__Record list__.
══════

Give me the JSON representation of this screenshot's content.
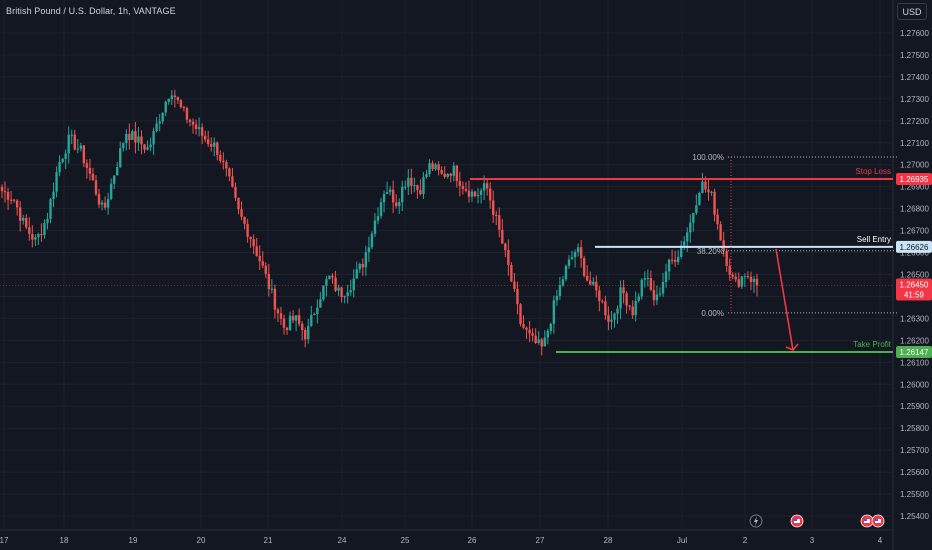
{
  "header": {
    "title": "British Pound / U.S. Dollar, 1h, VANTAGE",
    "currency_button": "USD"
  },
  "colors": {
    "background": "#131722",
    "up": "#26a69a",
    "down": "#ef5350",
    "stop_loss": "#f23645",
    "sell_entry": "#c9e3f7",
    "take_profit": "#4caf50",
    "grid": "#1e222d"
  },
  "annotations": {
    "stop_loss": "Stop Loss",
    "sell_entry": "Sell Entry",
    "take_profit": "Take Profit",
    "fib_100": "100.00%",
    "fib_382": "38.20%",
    "fib_0": "0.00%"
  },
  "price_tags": {
    "stop_loss": "1.26935",
    "sell_entry": "1.26626",
    "take_profit": "1.26147",
    "last_price": "1.26450",
    "countdown": "41:59"
  },
  "event_icons": [
    "lightning-event-icon",
    "us-flag-event-icon",
    "us-flag-event-icon",
    "us-flag-event-icon"
  ],
  "chart_data": {
    "type": "candlestick",
    "title": "British Pound / U.S. Dollar, 1h, VANTAGE",
    "y_axis_ticks": [
      "1.27600",
      "1.27500",
      "1.27400",
      "1.27300",
      "1.27200",
      "1.27100",
      "1.27000",
      "1.26900",
      "1.26800",
      "1.26700",
      "1.26600",
      "1.26500",
      "1.26400",
      "1.26300",
      "1.26200",
      "1.26100",
      "1.26000",
      "1.25900",
      "1.25800",
      "1.25700",
      "1.25600",
      "1.25500",
      "1.25400"
    ],
    "x_axis_ticks": [
      "17",
      "18",
      "19",
      "20",
      "21",
      "24",
      "25",
      "26",
      "27",
      "28",
      "Jul",
      "2",
      "3",
      "4"
    ],
    "ylim": [
      1.2535,
      1.278
    ],
    "levels": {
      "stop_loss": 1.26935,
      "sell_entry": 1.26626,
      "take_profit": 1.26147,
      "fib_100": 1.27035,
      "fib_382": 1.26608,
      "fib_0": 1.26325
    },
    "close_path": [
      1.2688,
      1.2685,
      1.2672,
      1.2665,
      1.2676,
      1.27,
      1.2712,
      1.2706,
      1.2693,
      1.2678,
      1.2697,
      1.2715,
      1.2711,
      1.2707,
      1.2722,
      1.2735,
      1.2724,
      1.2718,
      1.2712,
      1.2708,
      1.2695,
      1.2678,
      1.2668,
      1.2655,
      1.264,
      1.2626,
      1.263,
      1.2622,
      1.2638,
      1.2649,
      1.2641,
      1.2646,
      1.2655,
      1.2673,
      1.269,
      1.2683,
      1.2695,
      1.2688,
      1.27,
      1.2695,
      1.2698,
      1.269,
      1.2686,
      1.269,
      1.2672,
      1.2652,
      1.2628,
      1.262,
      1.2616,
      1.2636,
      1.2652,
      1.2662,
      1.2647,
      1.264,
      1.2628,
      1.2643,
      1.2633,
      1.265,
      1.2637,
      1.2653,
      1.266,
      1.2672,
      1.2692,
      1.2685,
      1.2662,
      1.2645,
      1.2651,
      1.2645
    ],
    "last_price": 1.2645
  }
}
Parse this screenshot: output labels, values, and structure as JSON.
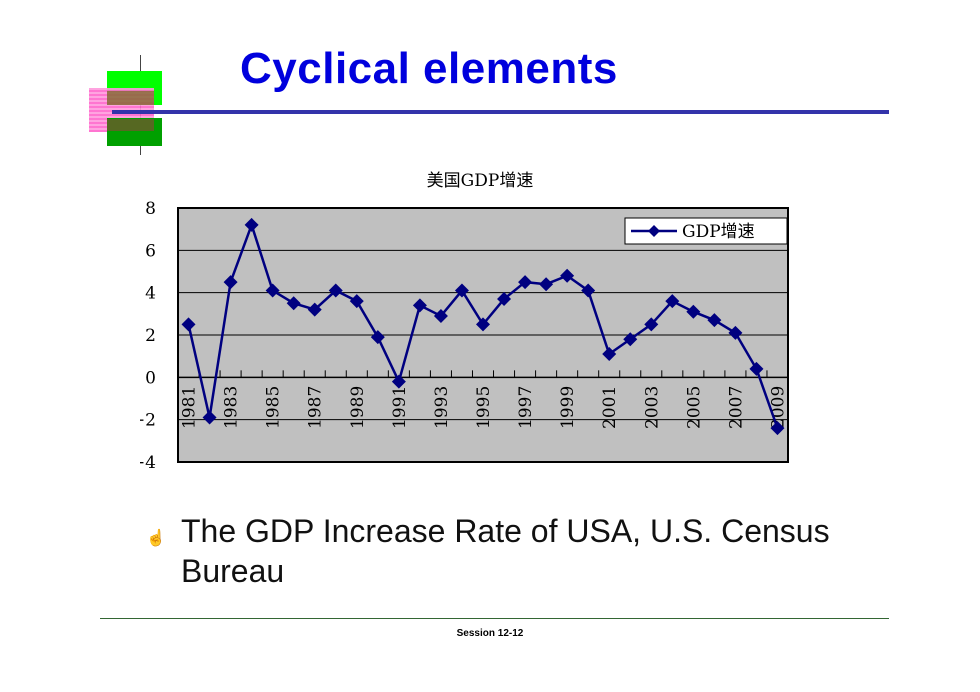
{
  "slide": {
    "title": "Cyclical elements",
    "caption": "The GDP Increase Rate of USA, U.S. Census Bureau",
    "bullet_icon": "pointing-hand-icon",
    "footer": "Session 12-12"
  },
  "colors": {
    "title": "#0000dd",
    "series": "#000080",
    "plot_background": "#c0c0c0"
  },
  "chart_data": {
    "type": "line",
    "title": "美国GDP增速",
    "legend_position": "top-right",
    "grid": true,
    "ylim": [
      -4,
      8
    ],
    "yticks": [
      -4,
      -2,
      0,
      2,
      4,
      6,
      8
    ],
    "x": [
      1981,
      1982,
      1983,
      1984,
      1985,
      1986,
      1987,
      1988,
      1989,
      1990,
      1991,
      1992,
      1993,
      1994,
      1995,
      1996,
      1997,
      1998,
      1999,
      2000,
      2001,
      2002,
      2003,
      2004,
      2005,
      2006,
      2007,
      2008,
      2009
    ],
    "xtick_labels": [
      "1981",
      "1983",
      "1985",
      "1987",
      "1989",
      "1991",
      "1993",
      "1995",
      "1997",
      "1999",
      "2001",
      "2003",
      "2005",
      "2007",
      "2009"
    ],
    "series": [
      {
        "name": "GDP增速",
        "values": [
          2.5,
          -1.9,
          4.5,
          7.2,
          4.1,
          3.5,
          3.2,
          4.1,
          3.6,
          1.9,
          -0.2,
          3.4,
          2.9,
          4.1,
          2.5,
          3.7,
          4.5,
          4.4,
          4.8,
          4.1,
          1.1,
          1.8,
          2.5,
          3.6,
          3.1,
          2.7,
          2.1,
          0.4,
          -2.4
        ]
      }
    ]
  }
}
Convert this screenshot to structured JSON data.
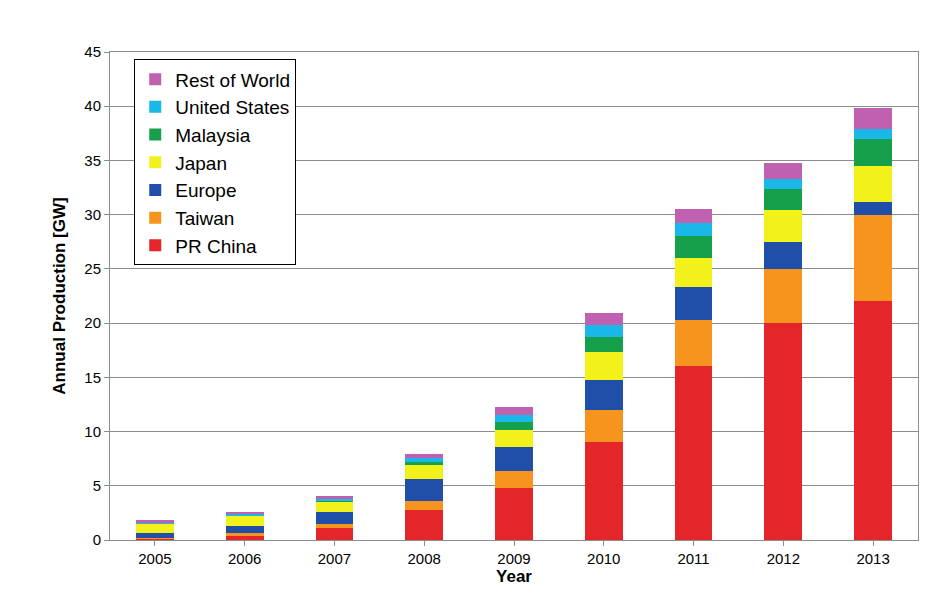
{
  "chart_data": {
    "type": "bar",
    "stacked": true,
    "x_label": "Year",
    "y_label": "Annual Production [GW]",
    "categories": [
      "2005",
      "2006",
      "2007",
      "2008",
      "2009",
      "2010",
      "2011",
      "2012",
      "2013"
    ],
    "series": [
      {
        "name": "PR China",
        "color": "#e4262a",
        "values": [
          0.1,
          0.4,
          1.1,
          2.8,
          4.8,
          9.0,
          16.0,
          20.0,
          22.0
        ]
      },
      {
        "name": "Taiwan",
        "color": "#f7941d",
        "values": [
          0.1,
          0.2,
          0.4,
          0.8,
          1.6,
          3.0,
          4.3,
          5.0,
          8.0
        ]
      },
      {
        "name": "Europe",
        "color": "#1f4fa8",
        "values": [
          0.45,
          0.7,
          1.1,
          2.0,
          2.2,
          2.8,
          3.0,
          2.5,
          1.2
        ]
      },
      {
        "name": "Japan",
        "color": "#f2f21a",
        "values": [
          0.85,
          0.9,
          0.9,
          1.3,
          1.5,
          2.5,
          2.7,
          2.9,
          3.3
        ]
      },
      {
        "name": "Malaysia",
        "color": "#16a04b",
        "values": [
          0.0,
          0.05,
          0.1,
          0.3,
          0.8,
          1.4,
          2.0,
          2.0,
          2.5
        ]
      },
      {
        "name": "United States",
        "color": "#1ab8e8",
        "values": [
          0.1,
          0.15,
          0.2,
          0.4,
          0.6,
          1.1,
          1.2,
          0.9,
          0.9
        ]
      },
      {
        "name": "Rest of World",
        "color": "#c060b0",
        "values": [
          0.2,
          0.2,
          0.3,
          0.3,
          0.8,
          1.1,
          1.3,
          1.5,
          1.9
        ]
      }
    ],
    "ylim": [
      0,
      45
    ],
    "yticks": [
      0,
      5,
      10,
      15,
      20,
      25,
      30,
      35,
      40,
      45
    ],
    "grid": true,
    "legend": "upper left"
  }
}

══════

__The exercise__. All the lines above are to be reproduced exactly, except the pictures.

__Reply to the task__.
Give me the JSON representation of this screenshot's content.
{
  "header": {
    "title": "British Pound / U.S. Dollar, 1h, VANTAGE",
    "currency_button": "USD"
  },
  "colors": {
    "background": "#131722",
    "up": "#26a69a",
    "down": "#ef5350",
    "stop_loss": "#f23645",
    "sell_entry": "#c9e3f7",
    "take_profit": "#4caf50",
    "grid": "#1e222d"
  },
  "annotations": {
    "stop_loss": "Stop Loss",
    "sell_entry": "Sell Entry",
    "take_profit": "Take Profit",
    "fib_100": "100.00%",
    "fib_382": "38.20%",
    "fib_0": "0.00%"
  },
  "price_tags": {
    "stop_loss": "1.26935",
    "sell_entry": "1.26626",
    "take_profit": "1.26147",
    "last_price": "1.26450",
    "countdown": "41:59"
  },
  "event_icons": [
    "lightning-event-icon",
    "us-flag-event-icon",
    "us-flag-event-icon",
    "us-flag-event-icon"
  ],
  "chart_data": {
    "type": "candlestick",
    "title": "British Pound / U.S. Dollar, 1h, VANTAGE",
    "y_axis_ticks": [
      "1.27600",
      "1.27500",
      "1.27400",
      "1.27300",
      "1.27200",
      "1.27100",
      "1.27000",
      "1.26900",
      "1.26800",
      "1.26700",
      "1.26600",
      "1.26500",
      "1.26400",
      "1.26300",
      "1.26200",
      "1.26100",
      "1.26000",
      "1.25900",
      "1.25800",
      "1.25700",
      "1.25600",
      "1.25500",
      "1.25400"
    ],
    "x_axis_ticks": [
      "17",
      "18",
      "19",
      "20",
      "21",
      "24",
      "25",
      "26",
      "27",
      "28",
      "Jul",
      "2",
      "3",
      "4"
    ],
    "ylim": [
      1.2535,
      1.278
    ],
    "levels": {
      "stop_loss": 1.26935,
      "sell_entry": 1.26626,
      "take_profit": 1.26147,
      "fib_100": 1.27035,
      "fib_382": 1.26608,
      "fib_0": 1.26325
    },
    "close_path": [
      1.2688,
      1.2685,
      1.2672,
      1.2665,
      1.2676,
      1.27,
      1.2712,
      1.2706,
      1.2693,
      1.2678,
      1.2697,
      1.2715,
      1.2711,
      1.2707,
      1.2722,
      1.2735,
      1.2724,
      1.2718,
      1.2712,
      1.2708,
      1.2695,
      1.2678,
      1.2668,
      1.2655,
      1.264,
      1.2626,
      1.263,
      1.2622,
      1.2638,
      1.2649,
      1.2641,
      1.2646,
      1.2655,
      1.2673,
      1.269,
      1.2683,
      1.2695,
      1.2688,
      1.27,
      1.2695,
      1.2698,
      1.269,
      1.2686,
      1.269,
      1.2672,
      1.2652,
      1.2628,
      1.262,
      1.2616,
      1.2636,
      1.2652,
      1.2662,
      1.2647,
      1.264,
      1.2628,
      1.2643,
      1.2633,
      1.265,
      1.2637,
      1.2653,
      1.266,
      1.2672,
      1.2692,
      1.2685,
      1.2662,
      1.2645,
      1.2651,
      1.2645
    ],
    "last_price": 1.2645
  }
}
Parse this screenshot: output labels, values, and structure as JSON.
{
  "slide": {
    "title": "Cyclical elements",
    "caption": "The GDP Increase Rate of USA, U.S. Census Bureau",
    "bullet_icon": "pointing-hand-icon",
    "footer": "Session 12-12"
  },
  "colors": {
    "title": "#0000dd",
    "series": "#000080",
    "plot_background": "#c0c0c0"
  },
  "chart_data": {
    "type": "line",
    "title": "美国GDP增速",
    "legend_position": "top-right",
    "grid": true,
    "ylim": [
      -4,
      8
    ],
    "yticks": [
      -4,
      -2,
      0,
      2,
      4,
      6,
      8
    ],
    "x": [
      1981,
      1982,
      1983,
      1984,
      1985,
      1986,
      1987,
      1988,
      1989,
      1990,
      1991,
      1992,
      1993,
      1994,
      1995,
      1996,
      1997,
      1998,
      1999,
      2000,
      2001,
      2002,
      2003,
      2004,
      2005,
      2006,
      2007,
      2008,
      2009
    ],
    "xtick_labels": [
      "1981",
      "1983",
      "1985",
      "1987",
      "1989",
      "1991",
      "1993",
      "1995",
      "1997",
      "1999",
      "2001",
      "2003",
      "2005",
      "2007",
      "2009"
    ],
    "series": [
      {
        "name": "GDP增速",
        "values": [
          2.5,
          -1.9,
          4.5,
          7.2,
          4.1,
          3.5,
          3.2,
          4.1,
          3.6,
          1.9,
          -0.2,
          3.4,
          2.9,
          4.1,
          2.5,
          3.7,
          4.5,
          4.4,
          4.8,
          4.1,
          1.1,
          1.8,
          2.5,
          3.6,
          3.1,
          2.7,
          2.1,
          0.4,
          -2.4
        ]
      }
    ]
  }
}
Convert this screenshot to structured JSON data.
{
  "chart_data": {
    "type": "bar",
    "stacked": true,
    "x_label": "Year",
    "y_label": "Annual Production [GW]",
    "categories": [
      "2005",
      "2006",
      "2007",
      "2008",
      "2009",
      "2010",
      "2011",
      "2012",
      "2013"
    ],
    "series": [
      {
        "name": "PR China",
        "color": "#e4262a",
        "values": [
          0.1,
          0.4,
          1.1,
          2.8,
          4.8,
          9.0,
          16.0,
          20.0,
          22.0
        ]
      },
      {
        "name": "Taiwan",
        "color": "#f7941d",
        "values": [
          0.1,
          0.2,
          0.4,
          0.8,
          1.6,
          3.0,
          4.3,
          5.0,
          8.0
        ]
      },
      {
        "name": "Europe",
        "color": "#1f4fa8",
        "values": [
          0.45,
          0.7,
          1.1,
          2.0,
          2.2,
          2.8,
          3.0,
          2.5,
          1.2
        ]
      },
      {
        "name": "Japan",
        "color": "#f2f21a",
        "values": [
          0.85,
          0.9,
          0.9,
          1.3,
          1.5,
          2.5,
          2.7,
          2.9,
          3.3
        ]
      },
      {
        "name": "Malaysia",
        "color": "#16a04b",
        "values": [
          0.0,
          0.05,
          0.1,
          0.3,
          0.8,
          1.4,
          2.0,
          2.0,
          2.5
        ]
      },
      {
        "name": "United States",
        "color": "#1ab8e8",
        "values": [
          0.1,
          0.15,
          0.2,
          0.4,
          0.6,
          1.1,
          1.2,
          0.9,
          0.9
        ]
      },
      {
        "name": "Rest of World",
        "color": "#c060b0",
        "values": [
          0.2,
          0.2,
          0.3,
          0.3,
          0.8,
          1.1,
          1.3,
          1.5,
          1.9
        ]
      }
    ],
    "ylim": [
      0,
      45
    ],
    "yticks": [
      0,
      5,
      10,
      15,
      20,
      25,
      30,
      35,
      40,
      45
    ],
    "grid": true,
    "legend": "upper left"
  }
}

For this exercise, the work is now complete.